─── Selected excerpt
Secretary of State conducts random audit of voting equipment in four towns

Secretary of State Jim Condos is embarking on an exercise to reassure skeptical Vermont voters that the state’s voting equipment counts votes accurately, by auditing voting machines in four randomly selected towns.

On Thursday in Montpelier, Condos will supervise a hand count of votes cast in the state treasurer’s race and the U.S. representative races, in Essex, Barre, Brandon and Newfane, comparing the hand count total to the machine count total.

Condos told VTDigger he hasn’t received specific complaints about these races or towns, describing the procedure as a standard check on the integrity of voting machines used in 108 municipalities, authorized under legislation passed in 2006.  The audits can’t change the actual election results, unlike a recount, which has to be requested by a candidate and conducted by a court.

Barre and Essex were randomly selected, while Brandon and Newfane were selected purposefully afterwards to ensure a geographically diverse audit, evenly spread among towns with large and small populations. Only statewide races can be audited, and the two races selected were not chosen for any particular reason, said Condos.

“There are people out there who think the machines can be manipulated,” said Condos, who added that he presently isn’t concerned about serious vote manipulations or errors. “We’re doing this random audit as a continuing effort to ensure the integrity of the election.”
──────
─── Collected material
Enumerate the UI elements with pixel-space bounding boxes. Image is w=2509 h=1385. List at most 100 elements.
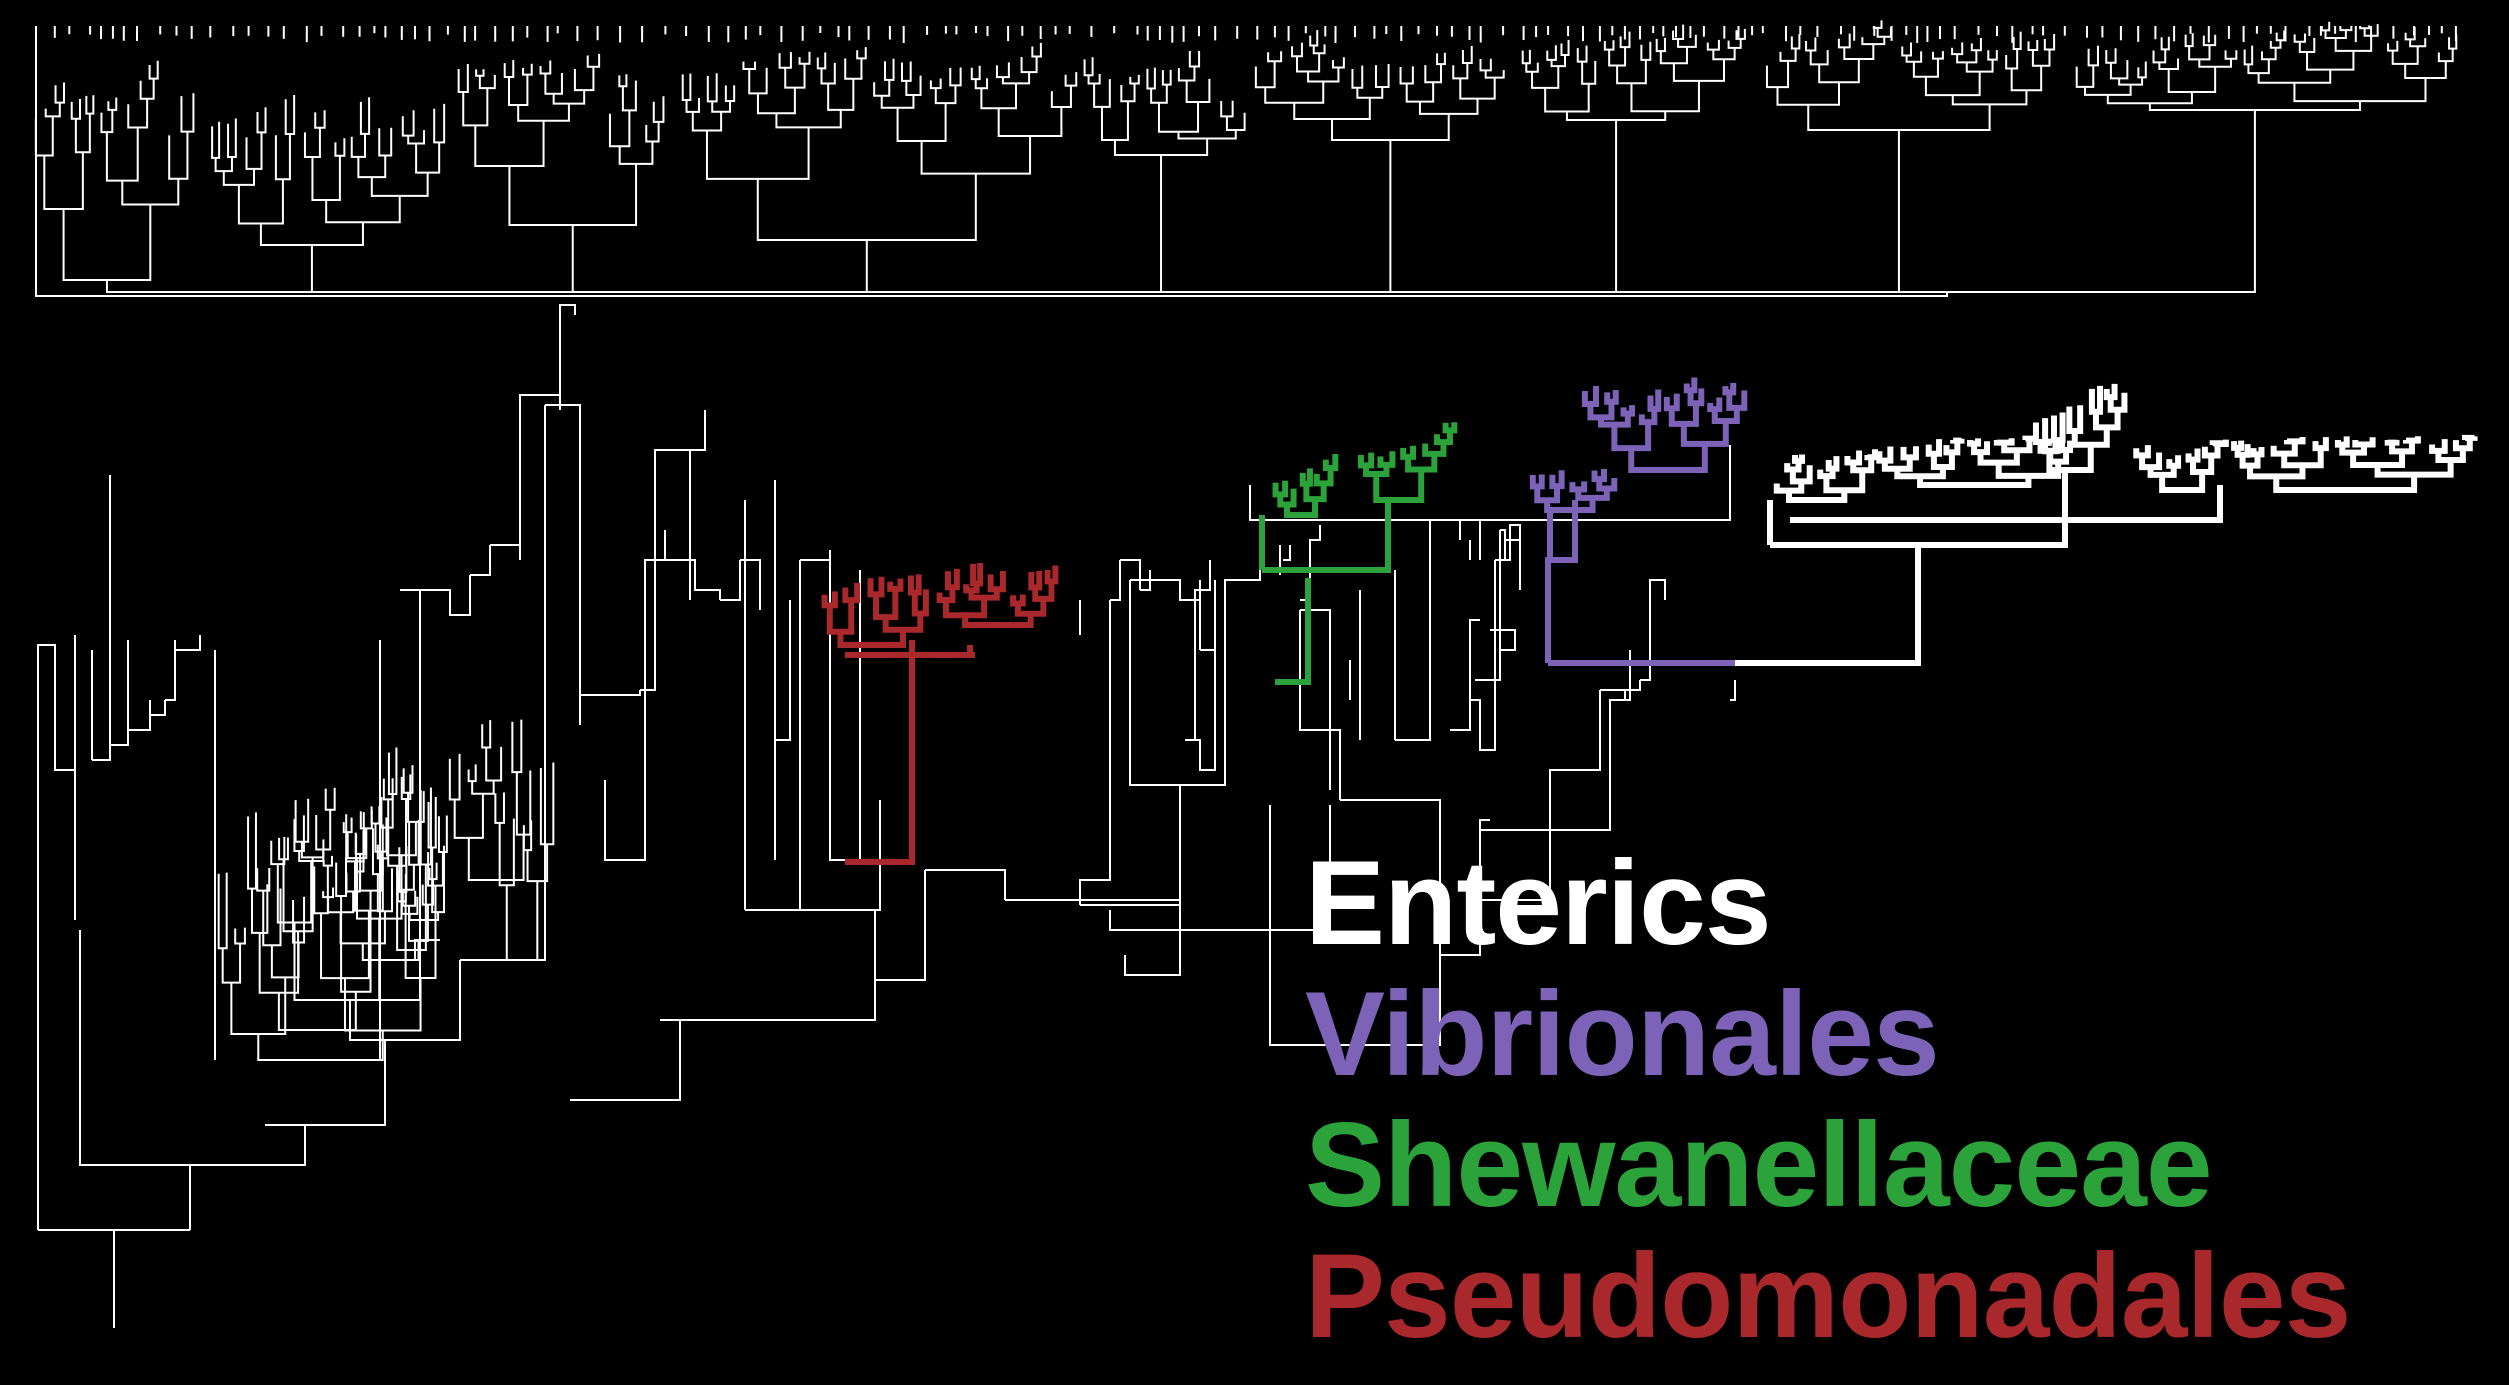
──────
Given problem.
According to the article on the voting equipment audit, why were Brandon and Newfane added to the audit after Barre and Essex had been picked? The lines above are separate from the article on the voting equipment audit.

Written response.
Brandon and Newfane were chosen on purpose to make the audit geographically diverse. They also spread it evenly between towns with large and small populations.